* WORK TO BE COMPLETED *
Type every record exactly as it appears.
--- Start of DATASET ROWS ---
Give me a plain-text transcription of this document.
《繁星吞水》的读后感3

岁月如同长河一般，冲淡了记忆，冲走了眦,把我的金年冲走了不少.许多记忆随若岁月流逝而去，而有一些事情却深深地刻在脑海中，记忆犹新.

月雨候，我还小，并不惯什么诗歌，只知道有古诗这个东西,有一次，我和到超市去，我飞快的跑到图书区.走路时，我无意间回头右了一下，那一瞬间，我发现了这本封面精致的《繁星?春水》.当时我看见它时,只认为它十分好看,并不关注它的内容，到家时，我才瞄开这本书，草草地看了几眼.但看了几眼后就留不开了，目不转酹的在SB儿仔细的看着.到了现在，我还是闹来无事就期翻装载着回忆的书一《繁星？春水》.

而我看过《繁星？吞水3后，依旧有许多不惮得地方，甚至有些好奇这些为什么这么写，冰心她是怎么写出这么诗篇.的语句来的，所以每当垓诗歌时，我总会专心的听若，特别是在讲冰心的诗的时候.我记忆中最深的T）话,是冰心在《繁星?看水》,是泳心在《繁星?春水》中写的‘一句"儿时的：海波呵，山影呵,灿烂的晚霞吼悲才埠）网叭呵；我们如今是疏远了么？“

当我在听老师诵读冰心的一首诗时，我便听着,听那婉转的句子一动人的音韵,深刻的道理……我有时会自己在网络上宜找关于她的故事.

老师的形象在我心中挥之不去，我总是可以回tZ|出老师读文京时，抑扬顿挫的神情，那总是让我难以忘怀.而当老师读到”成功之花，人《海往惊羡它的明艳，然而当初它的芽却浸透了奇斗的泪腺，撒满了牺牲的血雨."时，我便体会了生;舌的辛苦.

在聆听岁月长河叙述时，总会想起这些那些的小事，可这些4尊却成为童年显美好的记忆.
--- End of DATASET ROWS ---
* TASK OUTPUT *
Give me a plain-text transcription of this document.
《繁星吞水》的读后感3

岁月如同长河一般，冲淡了记忆，冲走了眦,把我的金年冲走了不少.许多记忆随若岁月流逝而去，而有一些事情却深深地刻在脑海中，记忆犹新.

月雨候，我还小，并不惯什么诗歌，只知道有古诗这个东西,有一次，我和到超市去，我飞快的跑到图书区.走路时，我无意间回头右了一下，那一瞬间，我发现了这本封面精致的《繁星?春水》.当时我看见它时,只认为它十分好看,并不关注它的内容，到家时，我才瞄开这本书，草草地看了几眼.但看了几眼后就留不开了，目不转酹的在SB儿仔细的看着.到了现在，我还是闹来无事就期翻装载着回忆的书一《繁星？春水》.

而我看过《繁星？吞水3后，依旧有许多不惮得地方，甚至有些好奇这些为什么这么写，冰心她是怎么写出这么诗篇.的语句来的，所以每当垓诗歌时，我总会专心的听若，特别是在讲冰心的诗的时候.我记忆中最深的T）话,是冰心在《繁星?看水》,是泳心在《繁星?春水》中写的‘一句"儿时的：海波呵，山影呵,灿烂的晚霞吼悲才埠）网叭呵；我们如今是疏远了么？“

当我在听老师诵读冰心的一首诗时，我便听着,听那婉转的句子一动人的音韵,深刻的道理……我有时会自己在网络上宜找关于她的故事.

老师的形象在我心中挥之不去，我总是可以回tZ|出老师读文京时，抑扬顿挫的神情，那总是让我难以忘怀.而当老师读到”成功之花，人《海往惊羡它的明艳，然而当初它的芽却浸透了奇斗的泪腺，撒满了牺牲的血雨."时，我便体会了生;舌的辛苦.

在聆听岁月长河叙述时，总会想起这些那些的小事，可这些4尊却成为童年显美好的记忆.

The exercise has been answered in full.